*Short task*. From the listing below, pull out the lines that hold "Seigneur".

*Material supplied*.
● ● ●
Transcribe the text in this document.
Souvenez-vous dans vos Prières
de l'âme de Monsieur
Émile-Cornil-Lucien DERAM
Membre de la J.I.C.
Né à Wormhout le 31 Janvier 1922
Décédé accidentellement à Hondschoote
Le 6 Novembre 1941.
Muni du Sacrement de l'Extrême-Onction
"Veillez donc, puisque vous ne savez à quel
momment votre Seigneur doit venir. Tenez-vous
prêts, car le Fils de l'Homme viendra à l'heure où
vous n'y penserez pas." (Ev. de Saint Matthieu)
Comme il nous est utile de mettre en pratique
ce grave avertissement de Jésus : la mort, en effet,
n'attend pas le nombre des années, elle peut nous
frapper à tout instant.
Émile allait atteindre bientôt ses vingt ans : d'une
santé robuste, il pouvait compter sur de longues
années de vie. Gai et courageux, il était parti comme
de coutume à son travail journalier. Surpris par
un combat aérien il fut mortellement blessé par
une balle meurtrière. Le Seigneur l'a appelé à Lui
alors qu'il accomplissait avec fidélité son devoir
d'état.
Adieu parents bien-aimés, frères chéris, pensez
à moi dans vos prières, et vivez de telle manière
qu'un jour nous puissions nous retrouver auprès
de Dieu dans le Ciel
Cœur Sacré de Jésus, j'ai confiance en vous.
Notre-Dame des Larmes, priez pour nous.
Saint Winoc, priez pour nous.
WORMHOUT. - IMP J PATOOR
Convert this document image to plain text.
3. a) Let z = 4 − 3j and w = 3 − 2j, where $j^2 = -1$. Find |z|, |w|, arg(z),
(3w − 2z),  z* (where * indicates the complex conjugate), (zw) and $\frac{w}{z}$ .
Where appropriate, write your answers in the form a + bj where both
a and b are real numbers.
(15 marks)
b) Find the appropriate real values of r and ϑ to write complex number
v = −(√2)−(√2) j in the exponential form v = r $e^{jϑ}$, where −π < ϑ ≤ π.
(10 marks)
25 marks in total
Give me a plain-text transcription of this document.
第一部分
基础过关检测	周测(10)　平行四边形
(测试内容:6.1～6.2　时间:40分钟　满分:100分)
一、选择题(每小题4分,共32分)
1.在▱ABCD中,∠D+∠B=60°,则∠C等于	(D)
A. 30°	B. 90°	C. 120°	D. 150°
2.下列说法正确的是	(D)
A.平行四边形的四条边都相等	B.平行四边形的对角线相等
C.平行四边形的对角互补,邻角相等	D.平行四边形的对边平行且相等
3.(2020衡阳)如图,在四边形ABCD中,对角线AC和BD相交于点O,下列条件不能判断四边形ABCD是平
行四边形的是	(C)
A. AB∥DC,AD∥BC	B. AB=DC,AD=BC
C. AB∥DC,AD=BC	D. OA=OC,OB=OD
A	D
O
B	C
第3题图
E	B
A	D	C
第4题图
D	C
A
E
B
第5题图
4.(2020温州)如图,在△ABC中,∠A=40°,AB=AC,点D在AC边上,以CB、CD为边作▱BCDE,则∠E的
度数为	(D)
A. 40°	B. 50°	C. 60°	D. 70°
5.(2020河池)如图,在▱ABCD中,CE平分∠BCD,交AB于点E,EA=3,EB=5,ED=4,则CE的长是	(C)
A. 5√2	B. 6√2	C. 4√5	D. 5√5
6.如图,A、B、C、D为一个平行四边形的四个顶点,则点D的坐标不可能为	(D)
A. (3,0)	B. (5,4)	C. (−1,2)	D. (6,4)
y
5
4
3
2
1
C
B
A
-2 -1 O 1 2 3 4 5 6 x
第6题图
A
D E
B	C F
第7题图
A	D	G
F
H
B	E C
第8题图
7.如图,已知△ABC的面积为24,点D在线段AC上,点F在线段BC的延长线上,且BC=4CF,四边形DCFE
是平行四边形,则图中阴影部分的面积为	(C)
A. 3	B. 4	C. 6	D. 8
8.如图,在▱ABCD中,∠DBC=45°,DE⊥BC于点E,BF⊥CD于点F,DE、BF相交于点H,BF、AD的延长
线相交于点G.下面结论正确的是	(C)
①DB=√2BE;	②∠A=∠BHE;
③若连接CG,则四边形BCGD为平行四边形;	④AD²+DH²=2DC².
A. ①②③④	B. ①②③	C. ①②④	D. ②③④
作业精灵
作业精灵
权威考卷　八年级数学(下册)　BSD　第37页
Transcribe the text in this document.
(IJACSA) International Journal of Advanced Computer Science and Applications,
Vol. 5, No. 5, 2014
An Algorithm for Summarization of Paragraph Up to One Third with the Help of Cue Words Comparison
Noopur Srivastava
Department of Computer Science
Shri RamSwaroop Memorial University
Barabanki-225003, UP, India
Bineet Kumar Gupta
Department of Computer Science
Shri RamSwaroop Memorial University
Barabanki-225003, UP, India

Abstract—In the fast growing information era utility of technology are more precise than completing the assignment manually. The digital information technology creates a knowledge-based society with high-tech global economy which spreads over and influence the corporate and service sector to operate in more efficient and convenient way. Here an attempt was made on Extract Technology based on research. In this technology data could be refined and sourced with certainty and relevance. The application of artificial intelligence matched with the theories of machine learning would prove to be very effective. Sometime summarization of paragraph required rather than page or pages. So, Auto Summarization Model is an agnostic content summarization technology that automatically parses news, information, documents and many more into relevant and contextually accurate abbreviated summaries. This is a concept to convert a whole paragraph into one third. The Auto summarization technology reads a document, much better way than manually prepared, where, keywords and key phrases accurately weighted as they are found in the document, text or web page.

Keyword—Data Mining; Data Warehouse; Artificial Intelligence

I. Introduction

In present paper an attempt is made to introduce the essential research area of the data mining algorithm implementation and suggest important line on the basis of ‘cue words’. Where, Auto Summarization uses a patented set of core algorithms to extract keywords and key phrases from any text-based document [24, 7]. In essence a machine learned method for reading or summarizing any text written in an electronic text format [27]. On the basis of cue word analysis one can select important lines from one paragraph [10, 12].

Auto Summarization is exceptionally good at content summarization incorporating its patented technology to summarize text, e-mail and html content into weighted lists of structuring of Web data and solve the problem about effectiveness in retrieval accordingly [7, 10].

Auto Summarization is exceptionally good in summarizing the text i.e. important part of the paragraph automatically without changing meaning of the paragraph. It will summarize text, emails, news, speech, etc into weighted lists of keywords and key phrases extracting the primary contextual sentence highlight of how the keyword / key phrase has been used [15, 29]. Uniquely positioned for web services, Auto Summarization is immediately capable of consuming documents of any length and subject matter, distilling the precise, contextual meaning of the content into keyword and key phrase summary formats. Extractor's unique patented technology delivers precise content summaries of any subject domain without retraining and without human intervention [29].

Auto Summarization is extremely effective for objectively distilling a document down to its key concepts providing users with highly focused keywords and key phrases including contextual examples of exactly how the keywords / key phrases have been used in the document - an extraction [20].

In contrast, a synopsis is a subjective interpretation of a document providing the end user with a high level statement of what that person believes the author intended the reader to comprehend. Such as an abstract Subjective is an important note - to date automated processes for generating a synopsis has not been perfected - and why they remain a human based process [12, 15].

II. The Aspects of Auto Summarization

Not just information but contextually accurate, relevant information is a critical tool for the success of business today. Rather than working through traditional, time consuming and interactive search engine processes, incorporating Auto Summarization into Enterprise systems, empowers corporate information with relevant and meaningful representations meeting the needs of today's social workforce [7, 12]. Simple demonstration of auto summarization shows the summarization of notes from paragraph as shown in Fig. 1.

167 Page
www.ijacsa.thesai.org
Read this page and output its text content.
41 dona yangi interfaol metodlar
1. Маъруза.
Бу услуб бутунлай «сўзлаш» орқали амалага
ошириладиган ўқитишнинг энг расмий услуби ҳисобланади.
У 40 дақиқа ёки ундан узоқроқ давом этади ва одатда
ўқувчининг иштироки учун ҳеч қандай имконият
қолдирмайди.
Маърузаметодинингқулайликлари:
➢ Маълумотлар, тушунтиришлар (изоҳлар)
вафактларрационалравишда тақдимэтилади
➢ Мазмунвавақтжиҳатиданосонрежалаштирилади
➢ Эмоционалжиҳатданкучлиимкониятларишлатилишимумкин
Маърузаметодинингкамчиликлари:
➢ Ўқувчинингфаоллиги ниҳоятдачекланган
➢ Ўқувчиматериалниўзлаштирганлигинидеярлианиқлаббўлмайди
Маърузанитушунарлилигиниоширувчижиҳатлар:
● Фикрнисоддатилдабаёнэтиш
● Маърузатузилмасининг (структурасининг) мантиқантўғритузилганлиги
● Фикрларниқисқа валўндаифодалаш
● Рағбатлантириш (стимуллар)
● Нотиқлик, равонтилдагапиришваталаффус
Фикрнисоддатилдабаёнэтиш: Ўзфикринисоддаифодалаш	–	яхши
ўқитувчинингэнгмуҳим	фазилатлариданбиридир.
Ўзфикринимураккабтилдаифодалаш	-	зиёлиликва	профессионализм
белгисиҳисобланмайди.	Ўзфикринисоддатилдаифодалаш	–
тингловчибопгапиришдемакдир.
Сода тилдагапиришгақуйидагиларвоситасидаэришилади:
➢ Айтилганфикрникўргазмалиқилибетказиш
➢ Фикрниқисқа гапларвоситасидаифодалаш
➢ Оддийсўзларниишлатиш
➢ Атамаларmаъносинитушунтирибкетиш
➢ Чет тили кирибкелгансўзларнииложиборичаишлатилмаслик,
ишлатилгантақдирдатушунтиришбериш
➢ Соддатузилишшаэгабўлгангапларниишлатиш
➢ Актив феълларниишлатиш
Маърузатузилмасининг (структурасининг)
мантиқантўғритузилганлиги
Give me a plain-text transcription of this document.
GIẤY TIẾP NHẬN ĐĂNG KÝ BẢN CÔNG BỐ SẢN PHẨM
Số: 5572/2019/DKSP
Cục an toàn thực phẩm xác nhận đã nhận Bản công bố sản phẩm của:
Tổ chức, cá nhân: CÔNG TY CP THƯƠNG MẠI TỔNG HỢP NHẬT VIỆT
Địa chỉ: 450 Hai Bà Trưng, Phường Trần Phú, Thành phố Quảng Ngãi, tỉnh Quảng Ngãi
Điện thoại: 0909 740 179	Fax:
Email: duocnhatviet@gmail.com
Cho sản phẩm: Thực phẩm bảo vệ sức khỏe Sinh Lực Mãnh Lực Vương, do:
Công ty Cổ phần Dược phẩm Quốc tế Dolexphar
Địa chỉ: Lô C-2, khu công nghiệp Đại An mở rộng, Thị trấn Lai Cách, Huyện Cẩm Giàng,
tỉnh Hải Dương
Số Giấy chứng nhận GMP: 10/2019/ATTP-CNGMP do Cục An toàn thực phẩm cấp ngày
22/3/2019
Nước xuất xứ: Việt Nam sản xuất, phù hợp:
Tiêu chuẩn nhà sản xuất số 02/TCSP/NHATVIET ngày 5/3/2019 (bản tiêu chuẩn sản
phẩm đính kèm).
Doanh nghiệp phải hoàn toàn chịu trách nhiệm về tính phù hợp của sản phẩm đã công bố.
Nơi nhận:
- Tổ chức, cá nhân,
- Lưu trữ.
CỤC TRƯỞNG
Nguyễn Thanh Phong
● ● ●
*Full response*.
momment votre Seigneur doit venir. Tenez-vous
une balle meurtrière. Le Seigneur l'a appelé à Lui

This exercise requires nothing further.